== DATASET EXTRACT ==
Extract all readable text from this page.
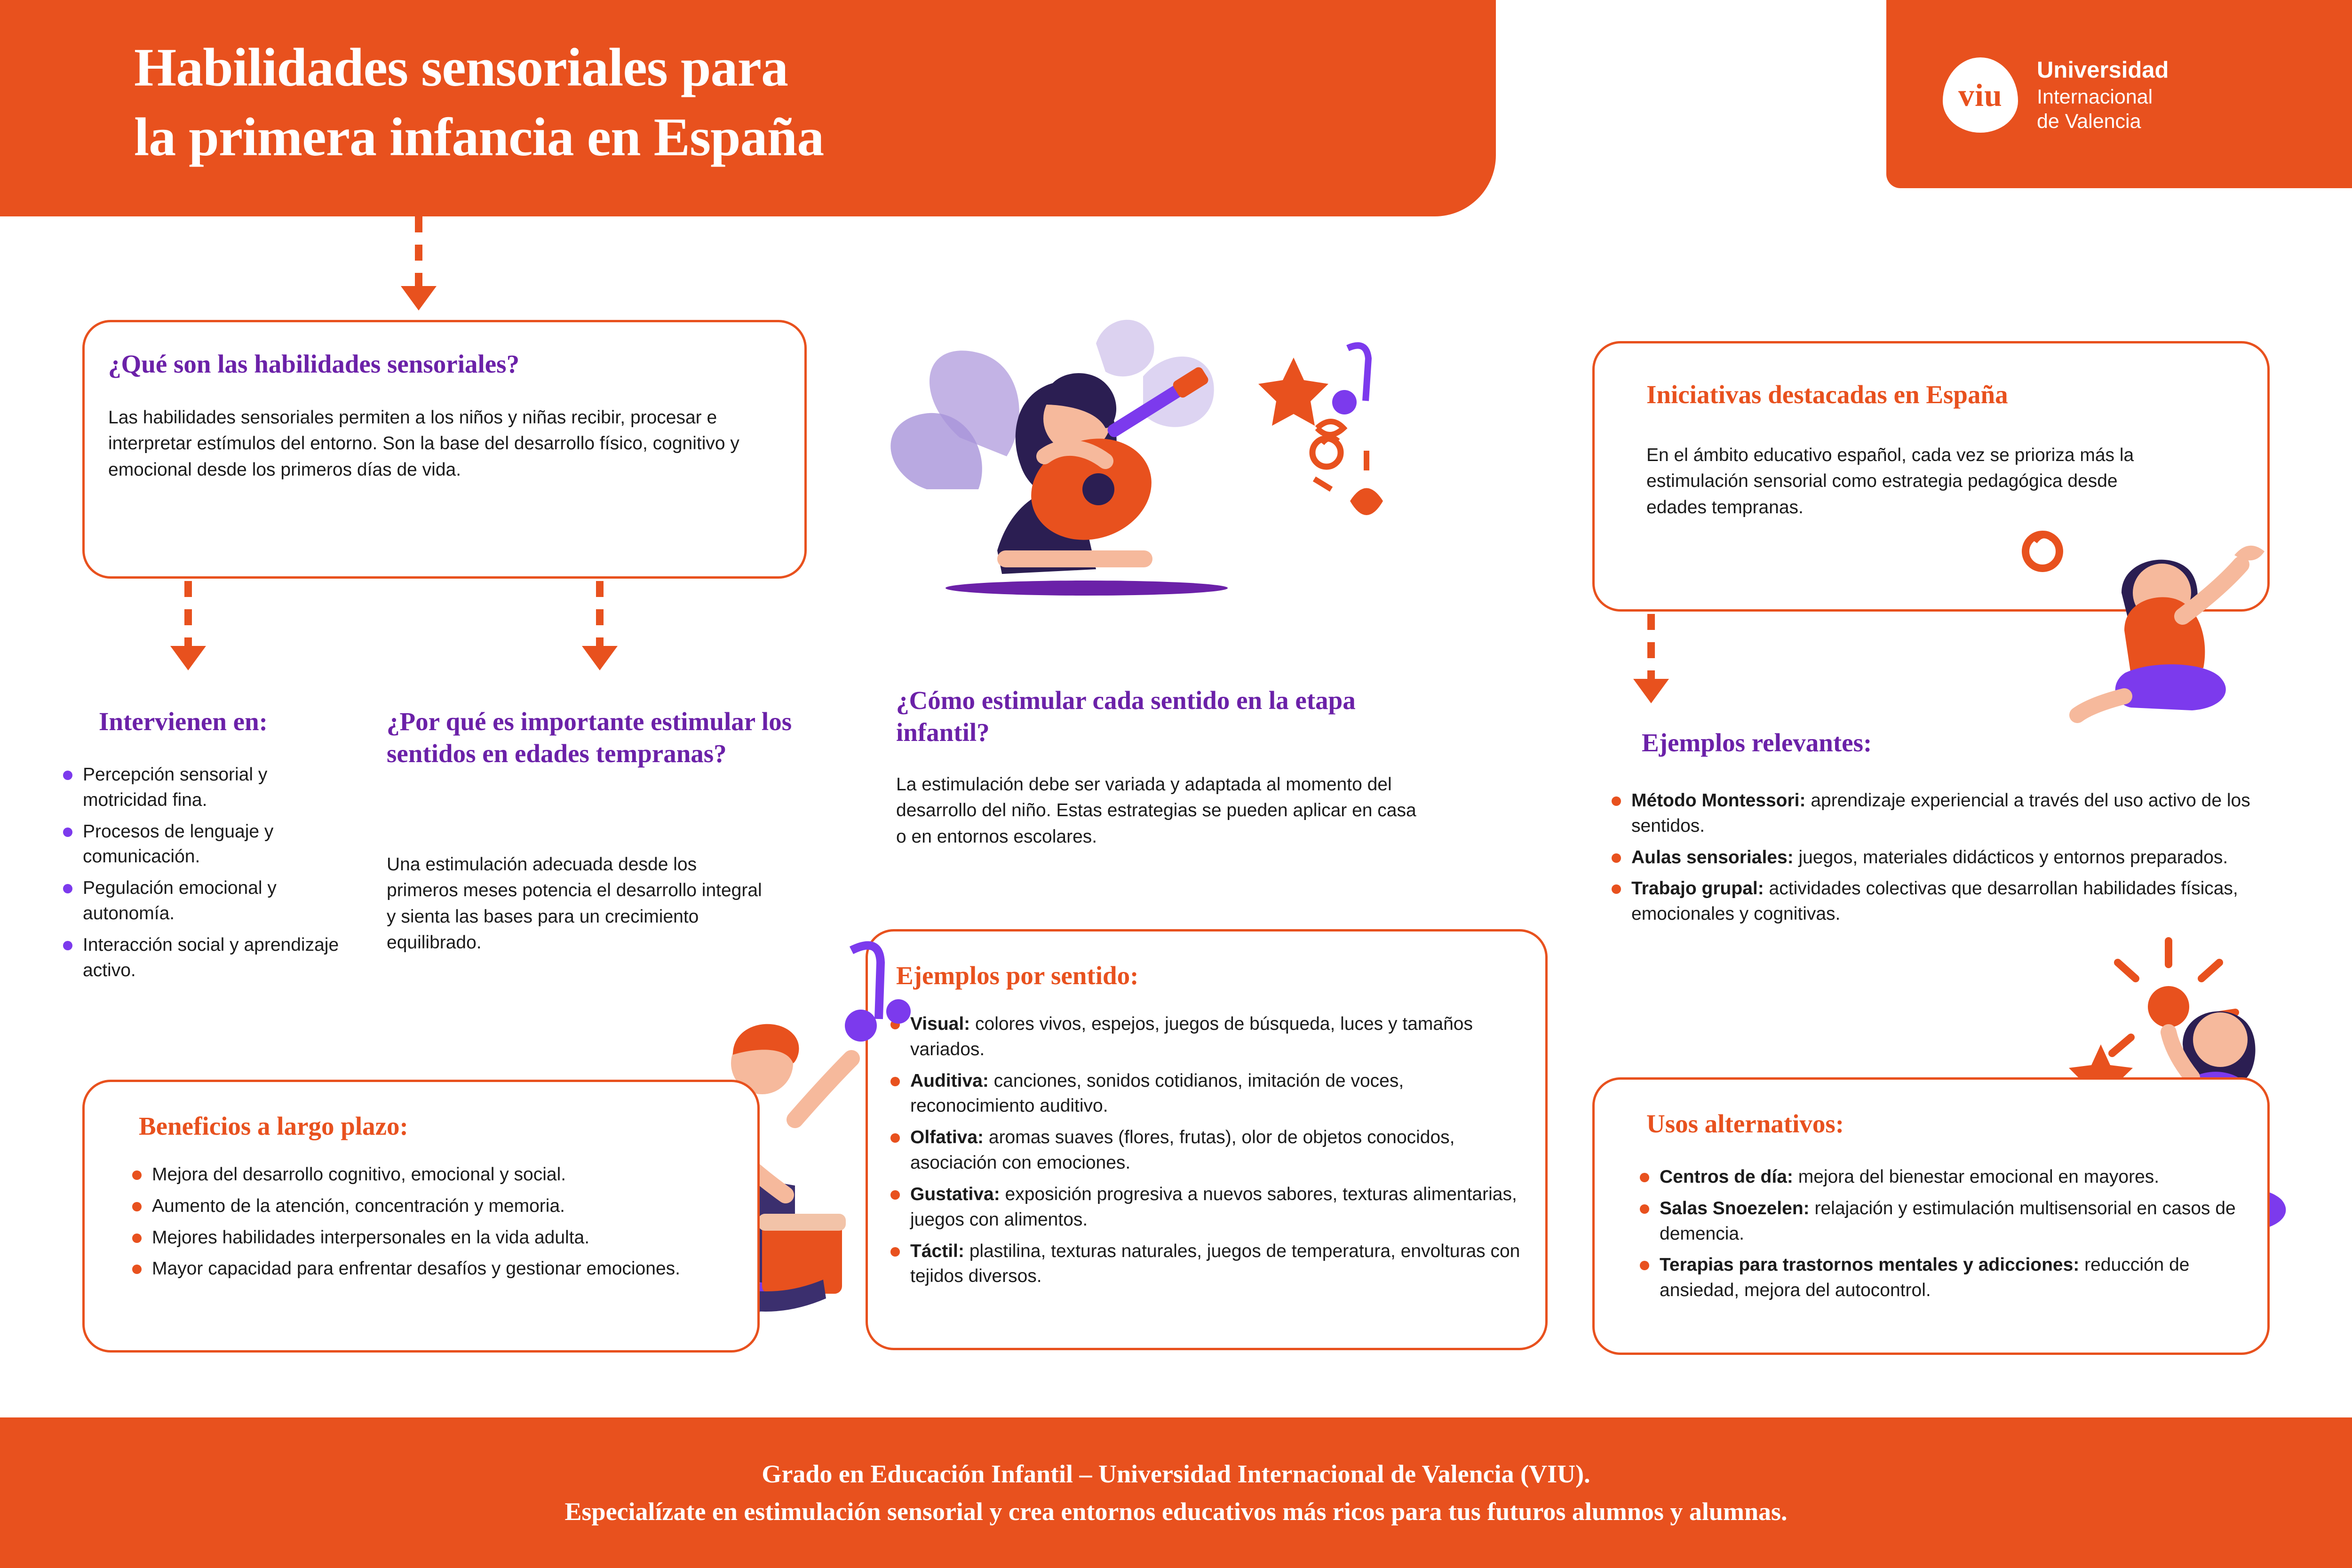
Habilidades sensoriales para
la primera infancia en España
viu
Universidad
Internacional
de Valencia
¿Qué son las habilidades sensoriales?
Las habilidades sensoriales permiten a los niños y niñas recibir, procesar e interpretar estímulos del entorno. Son la base del desarrollo físico, cognitivo y emocional desde los primeros días de vida.
Intervienen en:
Percepción sensorial y motricidad fina.
Procesos de lenguaje y comunicación.
Pegulación emocional y autonomía.
Interacción social y aprendizaje activo.
¿Por qué es importante estimular los sentidos en edades tempranas?
Una estimulación adecuada desde los primeros meses potencia el desarrollo integral y sienta las bases para un crecimiento equilibrado.
¿Cómo estimular cada sentido en la etapa infantil?
La estimulación debe ser variada y adaptada al momento del desarrollo del niño. Estas estrategias se pueden aplicar en casa o en entornos escolares.
Ejemplos por sentido:
Visual: colores vivos, espejos, juegos de búsqueda, luces y tamaños variados.
Auditiva: canciones, sonidos cotidianos, imitación de voces, reconocimiento auditivo.
Olfativa: aromas suaves (flores, frutas), olor de objetos conocidos, asociación con emociones.
Gustativa: exposición progresiva a nuevos sabores, texturas alimentarias, juegos con alimentos.
Táctil: plastilina, texturas naturales, juegos de temperatura, envolturas con tejidos diversos.
Beneficios a largo plazo:
Mejora del desarrollo cognitivo, emocional y social.
Aumento de la atención, concentración y memoria.
Mejores habilidades interpersonales en la vida adulta.
Mayor capacidad para enfrentar desafíos y gestionar emociones.
Iniciativas destacadas en España
En el ámbito educativo español, cada vez se prioriza más la estimulación sensorial como estrategia pedagógica desde edades tempranas.
Ejemplos relevantes:
Método Montessori: aprendizaje experiencial a través del uso activo de los sentidos.
Aulas sensoriales: juegos, materiales didácticos y entornos preparados.
Trabajo grupal: actividades colectivas que desarrollan habilidades físicas, emocionales y cognitivas.
Usos alternativos:
Centros de día: mejora del bienestar emocional en mayores.
Salas Snoezelen: relajación y estimulación multisensorial en casos de demencia.
Terapias para trastornos mentales y adicciones: reducción de ansiedad, mejora del autocontrol.
Grado en Educación Infantil – Universidad Internacional de Valencia (VIU).
Especialízate en estimulación sensorial y crea entornos educativos más ricos para tus futuros alumnos y alumnas.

== TASK INSTRUCTIONS ==
Find every line that holds "desarrollo" and copy it.

== RESULT ==
Las habilidades sensoriales permiten a los niños y niñas recibir, procesar e interpretar estímulos del entorno. Son la base del desarrollo físico, cognitivo y emocional desde los primeros días de vida.
Una estimulación adecuada desde los primeros meses potencia el desarrollo integral y sienta las bases para un crecimiento equilibrado.
La estimulación debe ser variada y adaptada al momento del desarrollo del niño. Estas estrategias se pueden aplicar en casa o en entornos escolares.
Mejora del desarrollo cognitivo, emocional y social.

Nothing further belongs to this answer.